- Your task
Report only the number of lines in this material that include the string "message".

- Items
+ + + + +

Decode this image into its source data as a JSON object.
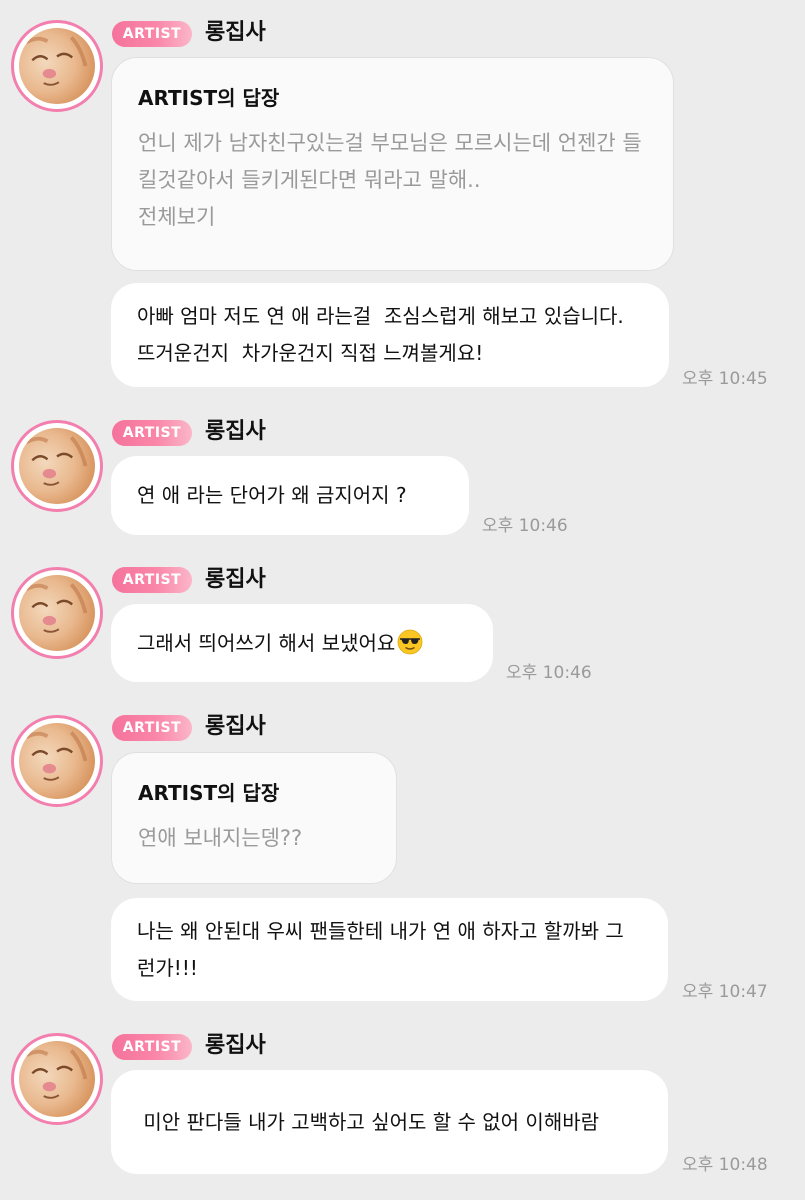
{
  "colors": {
    "background": "#ececec",
    "badge_gradient_start": "#f5739c",
    "badge_gradient_end": "#fbb6c9",
    "avatar_ring": "#f27fae",
    "muted_text": "#9a9a9a"
  },
  "groups": [
    {
      "badge": "ARTIST",
      "sender": "롱집사",
      "reply": {
        "title": "ARTIST의 답장",
        "text": "언니 제가 남자친구있는걸 부모님은 모르시는데 언젠간 들킬것같아서 들키게된다면 뭐라고 말해..",
        "more": "전체보기"
      },
      "message": "아빠 엄마 저도 연 애 라는걸  조심스럽게 해보고 있습니다. 뜨거운건지  차가운건지 직접 느껴볼게요!",
      "time": "오후 10:45"
    },
    {
      "badge": "ARTIST",
      "sender": "롱집사",
      "message": "연 애 라는 단어가 왜 금지어지 ?",
      "time": "오후 10:46"
    },
    {
      "badge": "ARTIST",
      "sender": "롱집사",
      "message": "그래서 띄어쓰기 해서 보냈어요",
      "emoji": "smiling-face-with-sunglasses",
      "time": "오후 10:46"
    },
    {
      "badge": "ARTIST",
      "sender": "롱집사",
      "reply": {
        "title": "ARTIST의 답장",
        "text": "연애 보내지는뎅??"
      },
      "message": "나는 왜 안된대 우씨 팬들한테 내가 연 애 하자고 할까봐 그런가!!!",
      "time": "오후 10:47"
    },
    {
      "badge": "ARTIST",
      "sender": "롱집사",
      "message": " 미안 판다들 내가 고백하고 싶어도 할 수 없어 이해바람",
      "time": "오후 10:48"
    }
  ]
}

+ + + + +

- Complete answer
5